В таком положении он обыкновенно ходил по комнате в беспокойстве, в нетерпении, весь взволнованный. В эти минуты ему непременно нужен был близкий человек, которому бы он мог передать переполнявшие его впечатления…
Нечего говорить, как Белинский обрадовался Некрасову.
– Давайте мне Достоевского! – были первые слова его.
Потом он, задыхаясь, передал ему свои впечатления, говорил, что «Бедные люди» обнаруживают громадный, великий талант, что автор их пойдет далее Гоголя, и прочее. «Бедные люди», конечно, замечательное произведение и заслуживало вполне того успеха, которым оно пользовалось, но все-таки увлечение Белинского относительно его доходило до крайности.
- - -
▸ Описание задания: Перепишите, пожалуйста, часть отрывка о Белинском, заменив «Некрасову» на «гостю»: начните со слов «В таком положении» и остановитесь после слов «Белинский обрадовался Некрасову.». Эти пункты никак не связаны с отрывком о Белинском.

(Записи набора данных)
- - -
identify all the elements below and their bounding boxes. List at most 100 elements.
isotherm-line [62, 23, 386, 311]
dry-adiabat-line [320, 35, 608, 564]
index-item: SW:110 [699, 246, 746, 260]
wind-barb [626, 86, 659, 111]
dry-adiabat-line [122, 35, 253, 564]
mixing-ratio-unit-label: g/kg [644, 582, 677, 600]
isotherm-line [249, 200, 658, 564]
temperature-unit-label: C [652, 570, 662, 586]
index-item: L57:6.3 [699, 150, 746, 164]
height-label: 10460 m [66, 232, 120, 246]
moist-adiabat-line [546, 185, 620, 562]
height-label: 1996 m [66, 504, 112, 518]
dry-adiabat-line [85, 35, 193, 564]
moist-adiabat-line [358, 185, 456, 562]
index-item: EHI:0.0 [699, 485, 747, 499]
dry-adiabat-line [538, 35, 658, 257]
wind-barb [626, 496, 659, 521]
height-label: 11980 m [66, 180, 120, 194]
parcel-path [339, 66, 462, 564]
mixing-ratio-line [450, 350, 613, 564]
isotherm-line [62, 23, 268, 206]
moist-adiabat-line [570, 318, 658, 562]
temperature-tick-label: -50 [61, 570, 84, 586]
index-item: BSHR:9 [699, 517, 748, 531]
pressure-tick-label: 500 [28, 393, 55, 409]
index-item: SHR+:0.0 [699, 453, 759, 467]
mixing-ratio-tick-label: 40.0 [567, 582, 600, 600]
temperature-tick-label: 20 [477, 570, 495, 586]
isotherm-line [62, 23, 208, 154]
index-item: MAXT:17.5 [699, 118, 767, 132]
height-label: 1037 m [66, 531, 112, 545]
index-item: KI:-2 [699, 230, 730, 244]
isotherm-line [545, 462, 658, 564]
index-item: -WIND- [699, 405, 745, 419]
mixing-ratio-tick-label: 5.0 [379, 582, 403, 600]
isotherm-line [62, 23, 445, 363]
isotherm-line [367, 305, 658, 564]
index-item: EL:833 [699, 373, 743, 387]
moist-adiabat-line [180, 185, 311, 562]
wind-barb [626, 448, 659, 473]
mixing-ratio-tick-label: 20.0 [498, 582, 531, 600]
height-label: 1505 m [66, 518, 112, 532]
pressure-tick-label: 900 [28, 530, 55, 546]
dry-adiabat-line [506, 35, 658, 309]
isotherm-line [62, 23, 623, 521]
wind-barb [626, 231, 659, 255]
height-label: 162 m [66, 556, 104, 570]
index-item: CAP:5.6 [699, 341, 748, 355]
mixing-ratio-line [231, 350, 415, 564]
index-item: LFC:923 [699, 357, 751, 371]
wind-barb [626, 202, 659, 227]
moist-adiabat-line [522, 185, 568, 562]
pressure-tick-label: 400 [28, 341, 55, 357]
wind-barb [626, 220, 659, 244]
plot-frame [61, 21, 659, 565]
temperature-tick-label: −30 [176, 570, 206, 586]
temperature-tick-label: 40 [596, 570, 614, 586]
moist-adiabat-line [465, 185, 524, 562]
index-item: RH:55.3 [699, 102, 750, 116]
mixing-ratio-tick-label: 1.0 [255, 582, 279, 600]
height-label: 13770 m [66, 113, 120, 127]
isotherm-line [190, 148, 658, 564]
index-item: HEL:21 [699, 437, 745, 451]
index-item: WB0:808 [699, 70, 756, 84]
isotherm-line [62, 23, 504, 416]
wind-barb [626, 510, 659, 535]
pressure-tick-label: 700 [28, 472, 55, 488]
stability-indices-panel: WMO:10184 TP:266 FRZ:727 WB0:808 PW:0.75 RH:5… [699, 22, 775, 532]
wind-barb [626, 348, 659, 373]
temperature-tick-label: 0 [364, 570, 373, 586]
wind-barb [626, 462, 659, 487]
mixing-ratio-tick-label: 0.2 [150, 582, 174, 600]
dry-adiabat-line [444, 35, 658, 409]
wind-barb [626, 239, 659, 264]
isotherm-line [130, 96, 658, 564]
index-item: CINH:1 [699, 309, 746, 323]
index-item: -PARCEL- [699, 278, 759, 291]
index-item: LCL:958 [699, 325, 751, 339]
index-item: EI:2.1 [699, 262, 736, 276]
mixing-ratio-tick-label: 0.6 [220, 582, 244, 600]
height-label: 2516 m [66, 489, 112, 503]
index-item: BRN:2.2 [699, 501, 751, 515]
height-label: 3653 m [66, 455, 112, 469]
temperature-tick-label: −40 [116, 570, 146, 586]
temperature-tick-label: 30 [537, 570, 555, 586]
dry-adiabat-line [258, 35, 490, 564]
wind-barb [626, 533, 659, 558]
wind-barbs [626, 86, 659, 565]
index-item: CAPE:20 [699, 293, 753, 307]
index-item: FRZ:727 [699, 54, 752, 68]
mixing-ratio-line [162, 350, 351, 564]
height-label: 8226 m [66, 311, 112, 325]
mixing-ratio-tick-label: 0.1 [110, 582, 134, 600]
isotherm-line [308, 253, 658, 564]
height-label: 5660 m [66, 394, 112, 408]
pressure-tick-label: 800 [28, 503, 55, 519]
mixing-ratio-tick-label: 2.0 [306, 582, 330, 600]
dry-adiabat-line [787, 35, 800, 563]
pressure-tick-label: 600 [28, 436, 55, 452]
- - -
▸ Ваш ответ:
В таком положении он обыкновенно ходил по комнате в беспокойстве, в нетерпении, весь взволнованный. В эти минуты ему непременно нужен был близкий человек, которому бы он мог передать переполнявшие его впечатления…
Нечего говорить, как Белинский обрадовался гостю.